What needs to be done: Write out every entry word for word.

** Begin Material for this task **

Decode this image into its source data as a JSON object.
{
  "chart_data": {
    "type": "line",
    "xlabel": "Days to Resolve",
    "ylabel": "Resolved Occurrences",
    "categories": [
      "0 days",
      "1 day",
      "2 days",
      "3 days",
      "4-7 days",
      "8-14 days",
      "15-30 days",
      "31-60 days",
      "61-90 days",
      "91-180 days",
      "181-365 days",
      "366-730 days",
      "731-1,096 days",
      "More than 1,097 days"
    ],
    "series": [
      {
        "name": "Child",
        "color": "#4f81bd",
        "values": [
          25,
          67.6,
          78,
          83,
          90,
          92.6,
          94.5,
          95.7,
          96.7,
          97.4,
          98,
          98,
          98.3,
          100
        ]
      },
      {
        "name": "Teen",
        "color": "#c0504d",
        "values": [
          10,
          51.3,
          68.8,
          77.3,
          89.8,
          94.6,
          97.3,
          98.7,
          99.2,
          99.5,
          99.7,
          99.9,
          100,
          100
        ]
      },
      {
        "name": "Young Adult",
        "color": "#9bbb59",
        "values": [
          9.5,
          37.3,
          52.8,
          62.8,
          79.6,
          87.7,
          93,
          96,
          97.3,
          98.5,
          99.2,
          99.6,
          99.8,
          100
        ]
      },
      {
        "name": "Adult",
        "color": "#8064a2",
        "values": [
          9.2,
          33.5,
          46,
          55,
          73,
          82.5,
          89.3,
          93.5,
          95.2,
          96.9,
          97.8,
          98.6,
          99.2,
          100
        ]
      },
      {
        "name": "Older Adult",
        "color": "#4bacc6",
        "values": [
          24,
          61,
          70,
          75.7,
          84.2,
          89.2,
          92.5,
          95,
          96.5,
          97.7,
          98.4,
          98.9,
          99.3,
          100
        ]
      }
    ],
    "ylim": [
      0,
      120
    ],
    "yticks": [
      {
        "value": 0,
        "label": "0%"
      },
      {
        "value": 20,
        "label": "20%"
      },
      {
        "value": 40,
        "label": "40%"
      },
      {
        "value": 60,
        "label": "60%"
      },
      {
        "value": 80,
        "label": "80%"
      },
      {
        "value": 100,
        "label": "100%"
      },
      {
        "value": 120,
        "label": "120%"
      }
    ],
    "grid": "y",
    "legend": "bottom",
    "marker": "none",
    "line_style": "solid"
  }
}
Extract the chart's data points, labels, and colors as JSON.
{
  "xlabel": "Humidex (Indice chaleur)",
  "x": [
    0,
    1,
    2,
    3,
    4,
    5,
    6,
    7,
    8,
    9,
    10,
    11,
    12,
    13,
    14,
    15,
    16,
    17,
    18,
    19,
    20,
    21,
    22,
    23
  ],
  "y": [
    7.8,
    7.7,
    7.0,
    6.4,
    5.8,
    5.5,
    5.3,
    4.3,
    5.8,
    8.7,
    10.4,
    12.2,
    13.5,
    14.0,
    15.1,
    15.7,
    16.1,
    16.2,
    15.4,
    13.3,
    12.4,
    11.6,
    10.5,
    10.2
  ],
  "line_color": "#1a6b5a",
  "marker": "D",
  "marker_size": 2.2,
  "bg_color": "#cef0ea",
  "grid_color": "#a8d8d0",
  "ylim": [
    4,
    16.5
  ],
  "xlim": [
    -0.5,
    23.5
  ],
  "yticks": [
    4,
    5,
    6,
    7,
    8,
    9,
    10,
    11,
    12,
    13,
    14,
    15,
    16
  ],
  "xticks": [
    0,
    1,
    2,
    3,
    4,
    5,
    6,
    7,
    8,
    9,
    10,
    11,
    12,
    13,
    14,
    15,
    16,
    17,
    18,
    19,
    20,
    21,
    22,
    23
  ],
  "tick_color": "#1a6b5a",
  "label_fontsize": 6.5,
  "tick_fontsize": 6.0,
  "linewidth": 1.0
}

** End Material for this task **

Exercise solution:
Decode this image into its source data as a JSON object.
{
  "chart_data": {
    "type": "line",
    "xlabel": "Days to Resolve",
    "ylabel": "Resolved Occurrences",
    "categories": [
      "0 days",
      "1 day",
      "2 days",
      "3 days",
      "4-7 days",
      "8-14 days",
      "15-30 days",
      "31-60 days",
      "61-90 days",
      "91-180 days",
      "181-365 days",
      "366-730 days",
      "731-1,096 days",
      "More than 1,097 days"
    ],
    "series": [
      {
        "name": "Child",
        "color": "#4f81bd",
        "values": [
          25,
          67.6,
          78,
          83,
          90,
          92.6,
          94.5,
          95.7,
          96.7,
          97.4,
          98,
          98,
          98.3,
          100
        ]
      },
      {
        "name": "Teen",
        "color": "#c0504d",
        "values": [
          10,
          51.3,
          68.8,
          77.3,
          89.8,
          94.6,
          97.3,
          98.7,
          99.2,
          99.5,
          99.7,
          99.9,
          100,
          100
        ]
      },
      {
        "name": "Young Adult",
        "color": "#9bbb59",
        "values": [
          9.5,
          37.3,
          52.8,
          62.8,
          79.6,
          87.7,
          93,
          96,
          97.3,
          98.5,
          99.2,
          99.6,
          99.8,
          100
        ]
      },
      {
        "name": "Adult",
        "color": "#8064a2",
        "values": [
          9.2,
          33.5,
          46,
          55,
          73,
          82.5,
          89.3,
          93.5,
          95.2,
          96.9,
          97.8,
          98.6,
          99.2,
          100
        ]
      },
      {
        "name": "Older Adult",
        "color": "#4bacc6",
        "values": [
          24,
          61,
          70,
          75.7,
          84.2,
          89.2,
          92.5,
          95,
          96.5,
          97.7,
          98.4,
          98.9,
          99.3,
          100
        ]
      }
    ],
    "ylim": [
      0,
      120
    ],
    "yticks": [
      {
        "value": 0,
        "label": "0%"
      },
      {
        "value": 20,
        "label": "20%"
      },
      {
        "value": 40,
        "label": "40%"
      },
      {
        "value": 60,
        "label": "60%"
      },
      {
        "value": 80,
        "label": "80%"
      },
      {
        "value": 100,
        "label": "100%"
      },
      {
        "value": 120,
        "label": "120%"
      }
    ],
    "grid": "y",
    "legend": "bottom",
    "marker": "none",
    "line_style": "solid"
  }
}
Extract the chart's data points, labels, and colors as JSON.
{
  "xlabel": "Humidex (Indice chaleur)",
  "x": [
    0,
    1,
    2,
    3,
    4,
    5,
    6,
    7,
    8,
    9,
    10,
    11,
    12,
    13,
    14,
    15,
    16,
    17,
    18,
    19,
    20,
    21,
    22,
    23
  ],
  "y": [
    7.8,
    7.7,
    7.0,
    6.4,
    5.8,
    5.5,
    5.3,
    4.3,
    5.8,
    8.7,
    10.4,
    12.2,
    13.5,
    14.0,
    15.1,
    15.7,
    16.1,
    16.2,
    15.4,
    13.3,
    12.4,
    11.6,
    10.5,
    10.2
  ],
  "line_color": "#1a6b5a",
  "marker": "D",
  "marker_size": 2.2,
  "bg_color": "#cef0ea",
  "grid_color": "#a8d8d0",
  "ylim": [
    4,
    16.5
  ],
  "xlim": [
    -0.5,
    23.5
  ],
  "yticks": [
    4,
    5,
    6,
    7,
    8,
    9,
    10,
    11,
    12,
    13,
    14,
    15,
    16
  ],
  "xticks": [
    0,
    1,
    2,
    3,
    4,
    5,
    6,
    7,
    8,
    9,
    10,
    11,
    12,
    13,
    14,
    15,
    16,
    17,
    18,
    19,
    20,
    21,
    22,
    23
  ],
  "tick_color": "#1a6b5a",
  "label_fontsize": 6.5,
  "tick_fontsize": 6.0,
  "linewidth": 1.0
}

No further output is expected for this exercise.